*** Extracted records ***

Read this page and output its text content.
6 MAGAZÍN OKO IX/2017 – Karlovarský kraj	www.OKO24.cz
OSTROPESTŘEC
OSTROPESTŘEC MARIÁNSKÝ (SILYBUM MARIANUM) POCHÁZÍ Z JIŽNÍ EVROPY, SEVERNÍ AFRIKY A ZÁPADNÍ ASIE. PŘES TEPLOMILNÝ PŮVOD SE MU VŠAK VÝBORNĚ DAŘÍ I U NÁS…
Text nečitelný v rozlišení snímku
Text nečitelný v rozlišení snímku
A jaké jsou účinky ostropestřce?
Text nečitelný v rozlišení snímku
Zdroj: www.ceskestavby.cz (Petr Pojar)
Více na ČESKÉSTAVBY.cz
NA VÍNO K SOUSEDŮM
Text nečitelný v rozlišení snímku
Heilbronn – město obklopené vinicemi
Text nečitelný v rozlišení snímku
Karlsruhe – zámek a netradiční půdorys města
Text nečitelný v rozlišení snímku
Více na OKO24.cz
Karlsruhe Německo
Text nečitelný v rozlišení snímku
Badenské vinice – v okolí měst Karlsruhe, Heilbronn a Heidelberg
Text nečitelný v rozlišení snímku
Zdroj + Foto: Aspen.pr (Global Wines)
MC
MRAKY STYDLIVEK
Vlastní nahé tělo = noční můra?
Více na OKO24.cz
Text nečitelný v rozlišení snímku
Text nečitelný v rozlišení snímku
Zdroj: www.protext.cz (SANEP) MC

***
*** Extracted records ***

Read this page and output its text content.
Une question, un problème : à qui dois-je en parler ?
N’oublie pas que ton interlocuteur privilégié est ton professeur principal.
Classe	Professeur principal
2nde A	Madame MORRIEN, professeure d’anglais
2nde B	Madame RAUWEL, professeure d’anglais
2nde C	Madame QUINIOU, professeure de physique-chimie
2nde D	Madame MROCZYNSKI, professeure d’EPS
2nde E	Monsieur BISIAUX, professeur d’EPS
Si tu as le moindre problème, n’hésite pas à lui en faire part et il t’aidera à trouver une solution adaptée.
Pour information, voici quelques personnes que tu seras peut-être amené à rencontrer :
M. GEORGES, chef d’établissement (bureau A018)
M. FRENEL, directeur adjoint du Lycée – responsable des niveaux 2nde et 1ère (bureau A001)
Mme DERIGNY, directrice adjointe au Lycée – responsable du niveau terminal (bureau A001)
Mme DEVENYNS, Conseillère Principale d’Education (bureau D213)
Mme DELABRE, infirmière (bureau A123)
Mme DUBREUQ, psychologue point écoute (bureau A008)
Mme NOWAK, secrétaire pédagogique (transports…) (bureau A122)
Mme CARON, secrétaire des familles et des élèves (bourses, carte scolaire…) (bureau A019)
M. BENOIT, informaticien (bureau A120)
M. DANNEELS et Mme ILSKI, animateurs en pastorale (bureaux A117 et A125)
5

***

_Exercise instructions_
Check each line above for the string "Lycée" and show the ones that have it.

_The solution_
M. FRENEL, directeur adjoint du Lycée – responsable des niveaux 2nde et 1ère (bureau A001)
Mme DERIGNY, directrice adjointe au Lycée – responsable du niveau terminal (bureau A001)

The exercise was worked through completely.